◆ Direction ◆
Quote, word for word, every line starting at the line that contains "Give me the" and ending with the last line of the records; include both of these lines and no others.

### Dataset records

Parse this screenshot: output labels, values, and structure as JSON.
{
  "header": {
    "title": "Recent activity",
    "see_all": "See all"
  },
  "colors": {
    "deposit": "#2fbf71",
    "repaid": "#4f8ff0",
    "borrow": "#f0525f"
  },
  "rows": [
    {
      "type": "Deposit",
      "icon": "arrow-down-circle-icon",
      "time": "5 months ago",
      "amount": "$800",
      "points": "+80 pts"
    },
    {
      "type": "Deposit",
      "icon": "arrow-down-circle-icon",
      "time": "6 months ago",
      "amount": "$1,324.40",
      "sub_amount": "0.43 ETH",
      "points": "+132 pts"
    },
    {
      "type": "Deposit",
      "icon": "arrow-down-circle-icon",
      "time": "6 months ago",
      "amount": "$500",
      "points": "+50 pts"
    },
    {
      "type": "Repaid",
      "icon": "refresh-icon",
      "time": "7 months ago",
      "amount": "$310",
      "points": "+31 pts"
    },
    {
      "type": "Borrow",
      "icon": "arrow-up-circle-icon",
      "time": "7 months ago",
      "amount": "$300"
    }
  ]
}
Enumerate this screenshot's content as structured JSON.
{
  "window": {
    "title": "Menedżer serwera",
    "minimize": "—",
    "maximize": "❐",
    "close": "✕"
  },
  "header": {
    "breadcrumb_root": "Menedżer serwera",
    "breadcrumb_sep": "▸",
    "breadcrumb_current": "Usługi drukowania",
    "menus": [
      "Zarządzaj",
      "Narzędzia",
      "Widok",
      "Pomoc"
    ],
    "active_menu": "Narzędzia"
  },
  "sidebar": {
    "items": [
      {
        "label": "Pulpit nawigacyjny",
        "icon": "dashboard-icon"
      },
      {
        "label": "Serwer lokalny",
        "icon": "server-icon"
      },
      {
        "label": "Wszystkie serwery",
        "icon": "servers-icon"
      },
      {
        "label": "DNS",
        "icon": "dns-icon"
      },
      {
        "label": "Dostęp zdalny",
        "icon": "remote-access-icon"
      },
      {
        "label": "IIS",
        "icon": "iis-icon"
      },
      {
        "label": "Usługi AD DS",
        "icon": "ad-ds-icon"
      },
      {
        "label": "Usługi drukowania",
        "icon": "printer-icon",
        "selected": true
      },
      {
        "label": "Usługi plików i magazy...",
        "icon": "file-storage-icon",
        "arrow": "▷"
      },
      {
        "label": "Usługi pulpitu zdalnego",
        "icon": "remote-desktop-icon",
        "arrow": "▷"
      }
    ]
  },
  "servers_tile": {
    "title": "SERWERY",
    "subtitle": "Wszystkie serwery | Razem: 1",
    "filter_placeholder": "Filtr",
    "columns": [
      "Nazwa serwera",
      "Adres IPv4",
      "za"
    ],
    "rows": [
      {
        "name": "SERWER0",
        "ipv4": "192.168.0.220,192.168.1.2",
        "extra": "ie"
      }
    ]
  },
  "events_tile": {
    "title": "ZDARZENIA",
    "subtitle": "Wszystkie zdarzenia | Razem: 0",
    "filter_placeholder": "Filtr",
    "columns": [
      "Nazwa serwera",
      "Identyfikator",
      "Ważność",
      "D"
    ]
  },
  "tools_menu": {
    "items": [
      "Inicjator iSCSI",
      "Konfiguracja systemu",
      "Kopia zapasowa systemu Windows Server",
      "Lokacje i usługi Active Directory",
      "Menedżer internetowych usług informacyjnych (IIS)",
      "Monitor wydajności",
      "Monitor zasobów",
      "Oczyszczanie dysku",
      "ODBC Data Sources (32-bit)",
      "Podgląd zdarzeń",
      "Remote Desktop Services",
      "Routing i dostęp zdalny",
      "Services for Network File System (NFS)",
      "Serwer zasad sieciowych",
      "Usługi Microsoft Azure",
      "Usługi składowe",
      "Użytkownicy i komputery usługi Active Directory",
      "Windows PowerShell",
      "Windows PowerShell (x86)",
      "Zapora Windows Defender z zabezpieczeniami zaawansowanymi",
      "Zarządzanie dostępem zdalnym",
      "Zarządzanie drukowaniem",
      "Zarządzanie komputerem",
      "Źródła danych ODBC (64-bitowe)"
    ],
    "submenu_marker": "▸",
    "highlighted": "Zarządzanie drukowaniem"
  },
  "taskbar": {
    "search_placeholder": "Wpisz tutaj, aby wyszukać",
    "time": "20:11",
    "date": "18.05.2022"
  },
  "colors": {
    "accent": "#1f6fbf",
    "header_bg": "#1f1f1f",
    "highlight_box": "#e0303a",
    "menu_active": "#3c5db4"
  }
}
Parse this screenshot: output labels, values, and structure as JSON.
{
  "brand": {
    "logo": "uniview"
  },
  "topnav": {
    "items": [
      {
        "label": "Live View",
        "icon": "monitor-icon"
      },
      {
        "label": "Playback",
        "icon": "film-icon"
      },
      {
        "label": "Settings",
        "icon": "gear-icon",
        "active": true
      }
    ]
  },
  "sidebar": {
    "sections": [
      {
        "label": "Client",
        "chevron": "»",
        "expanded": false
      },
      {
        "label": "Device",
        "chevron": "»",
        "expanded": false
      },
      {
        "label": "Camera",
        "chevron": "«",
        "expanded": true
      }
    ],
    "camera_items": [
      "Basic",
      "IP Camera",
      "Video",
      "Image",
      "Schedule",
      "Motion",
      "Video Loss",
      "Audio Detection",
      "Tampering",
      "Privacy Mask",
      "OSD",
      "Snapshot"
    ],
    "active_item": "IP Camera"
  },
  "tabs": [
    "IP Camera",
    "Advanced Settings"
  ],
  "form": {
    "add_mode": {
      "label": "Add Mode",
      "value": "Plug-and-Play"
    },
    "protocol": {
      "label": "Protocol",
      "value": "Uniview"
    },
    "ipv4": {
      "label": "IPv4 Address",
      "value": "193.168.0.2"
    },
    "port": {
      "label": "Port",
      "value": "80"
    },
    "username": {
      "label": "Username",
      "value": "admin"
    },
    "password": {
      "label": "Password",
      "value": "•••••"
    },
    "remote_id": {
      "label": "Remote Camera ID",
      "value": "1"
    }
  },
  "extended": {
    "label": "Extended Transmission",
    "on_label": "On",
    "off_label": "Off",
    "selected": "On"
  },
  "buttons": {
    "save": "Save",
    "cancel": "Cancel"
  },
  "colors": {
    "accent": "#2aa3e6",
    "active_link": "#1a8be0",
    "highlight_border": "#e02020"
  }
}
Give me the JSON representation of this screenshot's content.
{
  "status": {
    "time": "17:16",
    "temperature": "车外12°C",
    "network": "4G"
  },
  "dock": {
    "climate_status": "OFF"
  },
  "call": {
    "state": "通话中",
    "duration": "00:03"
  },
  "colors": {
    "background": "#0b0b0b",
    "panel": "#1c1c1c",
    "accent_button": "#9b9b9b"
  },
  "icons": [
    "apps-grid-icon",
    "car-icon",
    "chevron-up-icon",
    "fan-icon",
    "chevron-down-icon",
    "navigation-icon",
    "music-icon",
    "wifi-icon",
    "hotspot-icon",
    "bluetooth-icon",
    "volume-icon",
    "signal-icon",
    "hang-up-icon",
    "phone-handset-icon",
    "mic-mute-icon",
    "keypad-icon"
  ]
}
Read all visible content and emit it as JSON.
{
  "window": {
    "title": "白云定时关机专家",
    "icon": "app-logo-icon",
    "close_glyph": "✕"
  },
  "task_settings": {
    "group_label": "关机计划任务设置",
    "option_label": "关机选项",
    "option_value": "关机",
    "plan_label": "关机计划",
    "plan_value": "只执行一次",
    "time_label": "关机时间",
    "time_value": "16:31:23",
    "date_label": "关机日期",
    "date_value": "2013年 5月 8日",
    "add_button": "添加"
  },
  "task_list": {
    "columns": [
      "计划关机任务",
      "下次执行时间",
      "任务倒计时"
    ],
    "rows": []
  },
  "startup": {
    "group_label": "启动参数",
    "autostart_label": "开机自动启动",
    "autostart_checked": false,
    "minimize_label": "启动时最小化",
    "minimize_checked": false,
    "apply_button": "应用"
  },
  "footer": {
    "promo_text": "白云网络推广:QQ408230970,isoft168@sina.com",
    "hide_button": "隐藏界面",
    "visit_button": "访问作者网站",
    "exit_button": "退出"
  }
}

######

◆ Exercise solution ◆
Give me the JSON representation of this screenshot's content.
{
  "status": {
    "time": "17:16",
    "temperature": "车外12°C",
    "network": "4G"
  },
  "dock": {
    "climate_status": "OFF"
  },
  "call": {
    "state": "通话中",
    "duration": "00:03"
  },
  "colors": {
    "background": "#0b0b0b",
    "panel": "#1c1c1c",
    "accent_button": "#9b9b9b"
  },
  "icons": [
    "apps-grid-icon",
    "car-icon",
    "chevron-up-icon",
    "fan-icon",
    "chevron-down-icon",
    "navigation-icon",
    "music-icon",
    "wifi-icon",
    "hotspot-icon",
    "bluetooth-icon",
    "volume-icon",
    "signal-icon",
    "hang-up-icon",
    "phone-handset-icon",
    "mic-mute-icon",
    "keypad-icon"
  ]
}
Read all visible content and emit it as JSON.
{
  "window": {
    "title": "白云定时关机专家",
    "icon": "app-logo-icon",
    "close_glyph": "✕"
  },
  "task_settings": {
    "group_label": "关机计划任务设置",
    "option_label": "关机选项",
    "option_value": "关机",
    "plan_label": "关机计划",
    "plan_value": "只执行一次",
    "time_label": "关机时间",
    "time_value": "16:31:23",
    "date_label": "关机日期",
    "date_value": "2013年 5月 8日",
    "add_button": "添加"
  },
  "task_list": {
    "columns": [
      "计划关机任务",
      "下次执行时间",
      "任务倒计时"
    ],
    "rows": []
  },
  "startup": {
    "group_label": "启动参数",
    "autostart_label": "开机自动启动",
    "autostart_checked": false,
    "minimize_label": "启动时最小化",
    "minimize_checked": false,
    "apply_button": "应用"
  },
  "footer": {
    "promo_text": "白云网络推广:QQ408230970,isoft168@sina.com",
    "hide_button": "隐藏界面",
    "visit_button": "访问作者网站",
    "exit_button": "退出"
  }
}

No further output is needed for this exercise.